Entries provided
========
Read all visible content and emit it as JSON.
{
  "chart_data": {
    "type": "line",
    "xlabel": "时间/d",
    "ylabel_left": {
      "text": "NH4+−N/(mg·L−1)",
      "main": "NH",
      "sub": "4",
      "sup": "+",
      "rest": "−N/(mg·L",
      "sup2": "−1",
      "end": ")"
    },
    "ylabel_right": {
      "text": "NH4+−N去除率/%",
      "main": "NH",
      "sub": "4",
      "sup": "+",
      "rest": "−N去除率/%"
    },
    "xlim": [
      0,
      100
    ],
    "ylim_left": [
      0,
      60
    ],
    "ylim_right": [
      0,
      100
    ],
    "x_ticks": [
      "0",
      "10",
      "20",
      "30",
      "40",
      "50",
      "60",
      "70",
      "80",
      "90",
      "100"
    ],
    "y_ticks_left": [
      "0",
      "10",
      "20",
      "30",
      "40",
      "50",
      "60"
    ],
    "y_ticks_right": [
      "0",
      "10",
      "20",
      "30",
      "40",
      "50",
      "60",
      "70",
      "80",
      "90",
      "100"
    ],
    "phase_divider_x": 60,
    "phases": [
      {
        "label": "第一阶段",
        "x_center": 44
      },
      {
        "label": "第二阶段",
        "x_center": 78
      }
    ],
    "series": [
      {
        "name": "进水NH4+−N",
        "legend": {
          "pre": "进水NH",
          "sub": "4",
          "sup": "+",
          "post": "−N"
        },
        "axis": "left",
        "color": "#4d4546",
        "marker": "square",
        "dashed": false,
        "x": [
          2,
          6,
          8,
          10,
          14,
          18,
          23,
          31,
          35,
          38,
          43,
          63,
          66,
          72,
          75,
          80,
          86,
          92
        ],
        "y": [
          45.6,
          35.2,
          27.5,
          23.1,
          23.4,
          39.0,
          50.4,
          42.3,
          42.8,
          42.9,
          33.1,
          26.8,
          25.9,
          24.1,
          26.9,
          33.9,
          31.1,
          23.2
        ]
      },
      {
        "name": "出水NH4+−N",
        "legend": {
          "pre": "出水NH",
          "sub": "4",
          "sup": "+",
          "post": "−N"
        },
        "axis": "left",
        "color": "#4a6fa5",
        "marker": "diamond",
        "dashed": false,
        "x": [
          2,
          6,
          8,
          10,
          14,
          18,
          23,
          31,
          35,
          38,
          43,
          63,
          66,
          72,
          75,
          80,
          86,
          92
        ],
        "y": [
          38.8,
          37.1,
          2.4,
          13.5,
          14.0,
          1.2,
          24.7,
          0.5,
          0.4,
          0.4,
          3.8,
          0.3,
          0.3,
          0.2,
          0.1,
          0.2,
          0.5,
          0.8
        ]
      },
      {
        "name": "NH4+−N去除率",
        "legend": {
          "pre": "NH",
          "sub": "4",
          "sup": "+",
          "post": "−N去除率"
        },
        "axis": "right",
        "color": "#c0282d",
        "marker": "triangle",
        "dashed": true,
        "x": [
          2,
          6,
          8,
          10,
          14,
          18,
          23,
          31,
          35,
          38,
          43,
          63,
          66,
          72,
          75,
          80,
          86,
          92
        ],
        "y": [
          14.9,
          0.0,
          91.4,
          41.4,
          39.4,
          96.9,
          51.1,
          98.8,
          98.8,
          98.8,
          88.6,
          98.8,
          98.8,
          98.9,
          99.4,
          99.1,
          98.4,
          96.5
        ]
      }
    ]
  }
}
========
Task statement
Make an exact copy of every line in the data.

Result below
Read all visible content and emit it as JSON.
{
  "chart_data": {
    "type": "line",
    "xlabel": "时间/d",
    "ylabel_left": {
      "text": "NH4+−N/(mg·L−1)",
      "main": "NH",
      "sub": "4",
      "sup": "+",
      "rest": "−N/(mg·L",
      "sup2": "−1",
      "end": ")"
    },
    "ylabel_right": {
      "text": "NH4+−N去除率/%",
      "main": "NH",
      "sub": "4",
      "sup": "+",
      "rest": "−N去除率/%"
    },
    "xlim": [
      0,
      100
    ],
    "ylim_left": [
      0,
      60
    ],
    "ylim_right": [
      0,
      100
    ],
    "x_ticks": [
      "0",
      "10",
      "20",
      "30",
      "40",
      "50",
      "60",
      "70",
      "80",
      "90",
      "100"
    ],
    "y_ticks_left": [
      "0",
      "10",
      "20",
      "30",
      "40",
      "50",
      "60"
    ],
    "y_ticks_right": [
      "0",
      "10",
      "20",
      "30",
      "40",
      "50",
      "60",
      "70",
      "80",
      "90",
      "100"
    ],
    "phase_divider_x": 60,
    "phases": [
      {
        "label": "第一阶段",
        "x_center": 44
      },
      {
        "label": "第二阶段",
        "x_center": 78
      }
    ],
    "series": [
      {
        "name": "进水NH4+−N",
        "legend": {
          "pre": "进水NH",
          "sub": "4",
          "sup": "+",
          "post": "−N"
        },
        "axis": "left",
        "color": "#4d4546",
        "marker": "square",
        "dashed": false,
        "x": [
          2,
          6,
          8,
          10,
          14,
          18,
          23,
          31,
          35,
          38,
          43,
          63,
          66,
          72,
          75,
          80,
          86,
          92
        ],
        "y": [
          45.6,
          35.2,
          27.5,
          23.1,
          23.4,
          39.0,
          50.4,
          42.3,
          42.8,
          42.9,
          33.1,
          26.8,
          25.9,
          24.1,
          26.9,
          33.9,
          31.1,
          23.2
        ]
      },
      {
        "name": "出水NH4+−N",
        "legend": {
          "pre": "出水NH",
          "sub": "4",
          "sup": "+",
          "post": "−N"
        },
        "axis": "left",
        "color": "#4a6fa5",
        "marker": "diamond",
        "dashed": false,
        "x": [
          2,
          6,
          8,
          10,
          14,
          18,
          23,
          31,
          35,
          38,
          43,
          63,
          66,
          72,
          75,
          80,
          86,
          92
        ],
        "y": [
          38.8,
          37.1,
          2.4,
          13.5,
          14.0,
          1.2,
          24.7,
          0.5,
          0.4,
          0.4,
          3.8,
          0.3,
          0.3,
          0.2,
          0.1,
          0.2,
          0.5,
          0.8
        ]
      },
      {
        "name": "NH4+−N去除率",
        "legend": {
          "pre": "NH",
          "sub": "4",
          "sup": "+",
          "post": "−N去除率"
        },
        "axis": "right",
        "color": "#c0282d",
        "marker": "triangle",
        "dashed": true,
        "x": [
          2,
          6,
          8,
          10,
          14,
          18,
          23,
          31,
          35,
          38,
          43,
          63,
          66,
          72,
          75,
          80,
          86,
          92
        ],
        "y": [
          14.9,
          0.0,
          91.4,
          41.4,
          39.4,
          96.9,
          51.1,
          98.8,
          98.8,
          98.8,
          88.6,
          98.8,
          98.8,
          98.9,
          99.4,
          99.1,
          98.4,
          96.5
        ]
      }
    ]
  }
}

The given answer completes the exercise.